>>

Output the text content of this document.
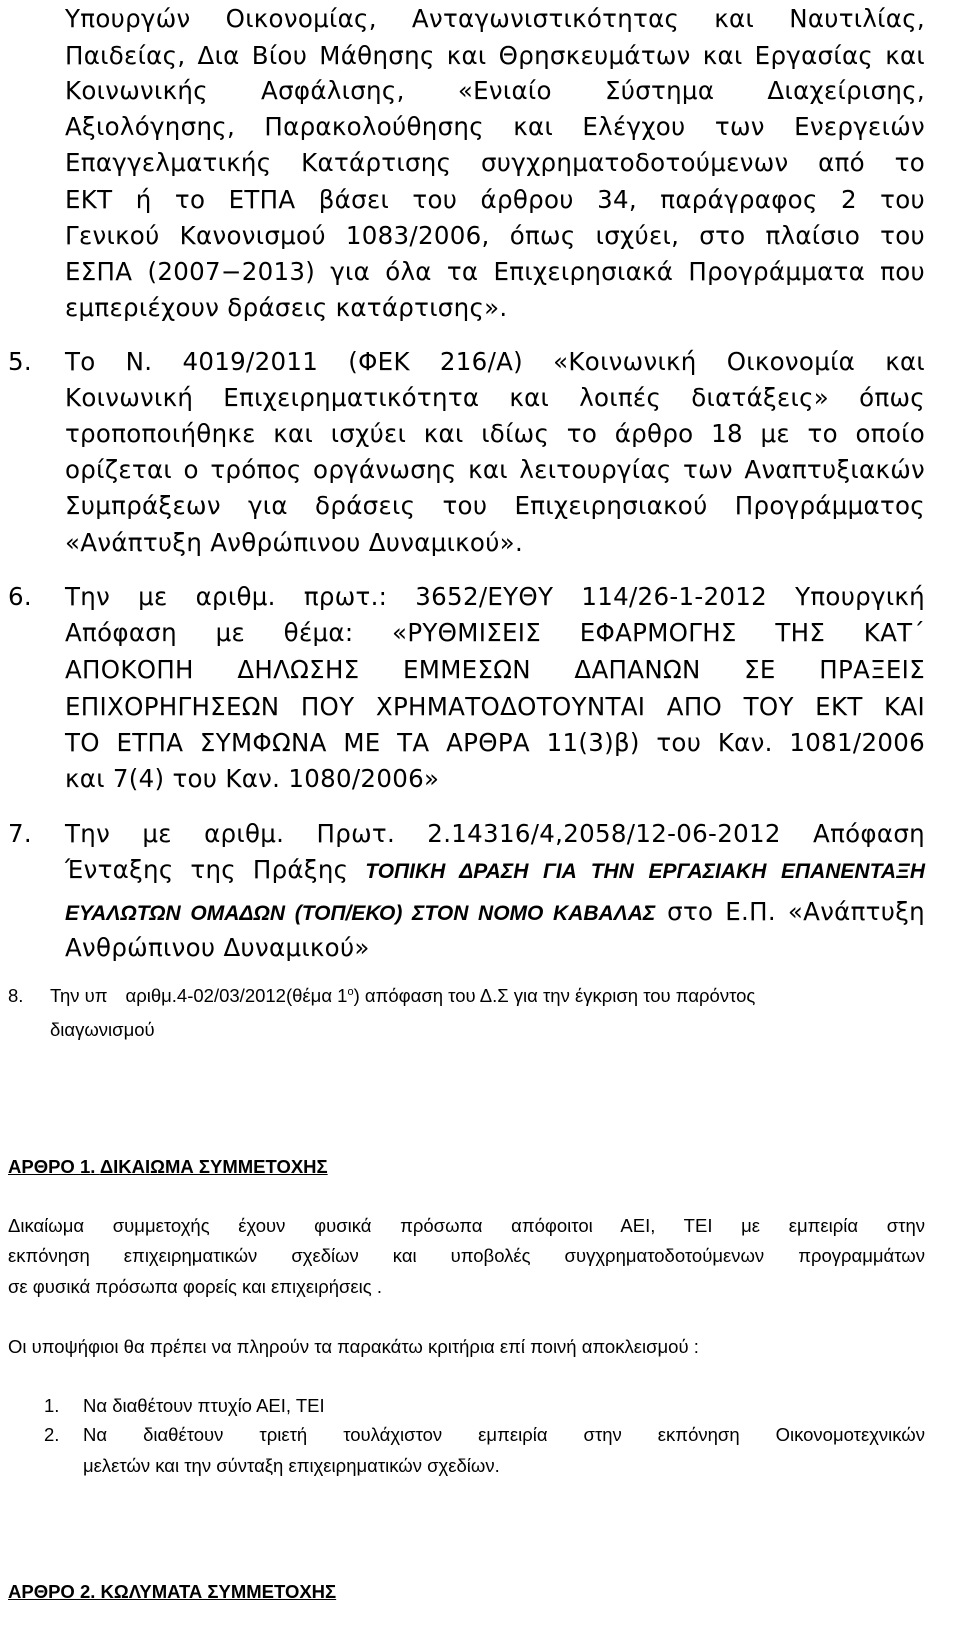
Υπουργών Οικονομίας, Ανταγωνιστικότητας και Ναυτιλίας,
Παιδείας, Δια Βίου Μάθησης και Θρησκευμάτων και Εργασίας και
Κοινωνικής Ασφάλισης, «Ενιαίο Σύστημα Διαχείρισης,
Αξιολόγησης, Παρακολούθησης και Ελέγχου των Ενεργειών
Επαγγελματικής Κατάρτισης συγχρηματοδοτούμενων από το
ΕΚΤ ή το ΕΤΠΑ βάσει του άρθρου 34, παράγραφος 2 του
Γενικού Κανονισμού 1083/2006, όπως ισχύει, στο πλαίσιο του
ΕΣΠΑ (2007−2013) για όλα τα Επιχειρησιακά Προγράμματα που
εμπεριέχουν δράσεις κατάρτισης».
5.	Το Ν. 4019/2011 (ΦΕΚ 216/Α) «Κοινωνική Οικονομία και
Κοινωνική Επιχειρηματικότητα και λοιπές διατάξεις» όπως
τροποποιήθηκε και ισχύει και ιδίως το άρθρο 18 με το οποίο
ορίζεται ο τρόπος οργάνωσης και λειτουργίας των Αναπτυξιακών
Συμπράξεων για δράσεις του Επιχειρησιακού Προγράμματος
«Ανάπτυξη Ανθρώπινου Δυναμικού».
6.	Την με αριθμ. πρωτ.: 3652/ΕΥΘΥ 114/26-1-2012 Υπουργική
Απόφαση με θέμα: «ΡΥΘΜΙΣΕΙΣ ΕΦΑΡΜΟΓΗΣ ΤΗΣ ΚΑΤ΄
ΑΠΟΚΟΠΗ ΔΗΛΩΣΗΣ ΕΜΜΕΣΩΝ ΔΑΠΑΝΩΝ ΣΕ ΠΡΑΞΕΙΣ
ΕΠΙΧΟΡΗΓΗΣΕΩΝ ΠΟΥ ΧΡΗΜΑΤΟΔΟΤΟΥΝΤΑΙ ΑΠΟ ΤΟΥ ΕΚΤ ΚΑΙ
ΤΟ ΕΤΠΑ ΣΥΜΦΩΝΑ ΜΕ ΤΑ ΑΡΘΡΑ 11(3)β) του Καν. 1081/2006
και 7(4) του Καν. 1080/2006»
7.	Την με αριθμ. Πρωτ. 2.14316/4,2058/12-06-2012 Απόφαση
Ένταξης της Πράξης ΤΟΠΙΚΗ ΔΡΑΣΗ ΓΙΑ ΤΗΝ ΕΡΓΑΣΙΑΚΗ ΕΠΑΝΕΝΤΑΞΗ
ΕΥΑΛΩΤΩΝ ΟΜΑΔΩΝ (ΤΟΠ/ΕΚΟ) ΣΤΟΝ ΝΟΜΟ ΚΑΒΑΛΑΣ στο Ε.Π. «Ανάπτυξη
Ανθρώπινου Δυναμικού»
8. Την υπ αριθμ.4-02/03/2012(θέμα $1^o$) απόφαση του Δ.Σ για την έγκριση του παρόντος
διαγωνισμού
ΑΡΘΡΟ 1. ΔΙΚΑΙΩΜΑ ΣΥΜΜΕΤΟΧΗΣ
Δικαίωμα συμμετοχής έχουν φυσικά πρόσωπα απόφοιτοι ΑΕΙ, ΤΕΙ με εμπειρία στην
εκπόνηση επιχειρηματικών σχεδίων και υποβολές συγχρηματοδοτούμενων προγραμμάτων
σε φυσικά πρόσωπα φορείς και επιχειρήσεις .
Οι υποψήφιοι θα πρέπει να πληρούν τα παρακάτω κριτήρια επί ποινή αποκλεισμού :
1. Να διαθέτουν πτυχίο ΑΕΙ, ΤΕΙ
2. Να διαθέτουν τριετή τουλάχιστον εμπειρία στην εκπόνηση Οικονομοτεχνικών
μελετών και την σύνταξη επιχειρηματικών σχεδίων.
ΑΡΘΡΟ 2. ΚΩΛΥΜΑΤΑ ΣΥΜΜΕΤΟΧΗΣ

<<

Pictures are excluded; repeat every record exactly.

## RESULT
Output the text content of this document.
Υπουργών Οικονομίας, Ανταγωνιστικότητας και Ναυτιλίας,
Παιδείας, Δια Βίου Μάθησης και Θρησκευμάτων και Εργασίας και
Κοινωνικής Ασφάλισης, «Ενιαίο Σύστημα Διαχείρισης,
Αξιολόγησης, Παρακολούθησης και Ελέγχου των Ενεργειών
Επαγγελματικής Κατάρτισης συγχρηματοδοτούμενων από το
ΕΚΤ ή το ΕΤΠΑ βάσει του άρθρου 34, παράγραφος 2 του
Γενικού Κανονισμού 1083/2006, όπως ισχύει, στο πλαίσιο του
ΕΣΠΑ (2007−2013) για όλα τα Επιχειρησιακά Προγράμματα που
εμπεριέχουν δράσεις κατάρτισης».
5.	Το Ν. 4019/2011 (ΦΕΚ 216/Α) «Κοινωνική Οικονομία και
Κοινωνική Επιχειρηματικότητα και λοιπές διατάξεις» όπως
τροποποιήθηκε και ισχύει και ιδίως το άρθρο 18 με το οποίο
ορίζεται ο τρόπος οργάνωσης και λειτουργίας των Αναπτυξιακών
Συμπράξεων για δράσεις του Επιχειρησιακού Προγράμματος
«Ανάπτυξη Ανθρώπινου Δυναμικού».
6.	Την με αριθμ. πρωτ.: 3652/ΕΥΘΥ 114/26-1-2012 Υπουργική
Απόφαση με θέμα: «ΡΥΘΜΙΣΕΙΣ ΕΦΑΡΜΟΓΗΣ ΤΗΣ ΚΑΤ΄
ΑΠΟΚΟΠΗ ΔΗΛΩΣΗΣ ΕΜΜΕΣΩΝ ΔΑΠΑΝΩΝ ΣΕ ΠΡΑΞΕΙΣ
ΕΠΙΧΟΡΗΓΗΣΕΩΝ ΠΟΥ ΧΡΗΜΑΤΟΔΟΤΟΥΝΤΑΙ ΑΠΟ ΤΟΥ ΕΚΤ ΚΑΙ
ΤΟ ΕΤΠΑ ΣΥΜΦΩΝΑ ΜΕ ΤΑ ΑΡΘΡΑ 11(3)β) του Καν. 1081/2006
και 7(4) του Καν. 1080/2006»
7.	Την με αριθμ. Πρωτ. 2.14316/4,2058/12-06-2012 Απόφαση
Ένταξης της Πράξης ΤΟΠΙΚΗ ΔΡΑΣΗ ΓΙΑ ΤΗΝ ΕΡΓΑΣΙΑΚΗ ΕΠΑΝΕΝΤΑΞΗ
ΕΥΑΛΩΤΩΝ ΟΜΑΔΩΝ (ΤΟΠ/ΕΚΟ) ΣΤΟΝ ΝΟΜΟ ΚΑΒΑΛΑΣ στο Ε.Π. «Ανάπτυξη
Ανθρώπινου Δυναμικού»
8. Την υπ αριθμ.4-02/03/2012(θέμα $1^o$) απόφαση του Δ.Σ για την έγκριση του παρόντος
διαγωνισμού
ΑΡΘΡΟ 1. ΔΙΚΑΙΩΜΑ ΣΥΜΜΕΤΟΧΗΣ
Δικαίωμα συμμετοχής έχουν φυσικά πρόσωπα απόφοιτοι ΑΕΙ, ΤΕΙ με εμπειρία στην
εκπόνηση επιχειρηματικών σχεδίων και υποβολές συγχρηματοδοτούμενων προγραμμάτων
σε φυσικά πρόσωπα φορείς και επιχειρήσεις .
Οι υποψήφιοι θα πρέπει να πληρούν τα παρακάτω κριτήρια επί ποινή αποκλεισμού :
1. Να διαθέτουν πτυχίο ΑΕΙ, ΤΕΙ
2. Να διαθέτουν τριετή τουλάχιστον εμπειρία στην εκπόνηση Οικονομοτεχνικών
μελετών και την σύνταξη επιχειρηματικών σχεδίων.
ΑΡΘΡΟ 2. ΚΩΛΥΜΑΤΑ ΣΥΜΜΕΤΟΧΗΣ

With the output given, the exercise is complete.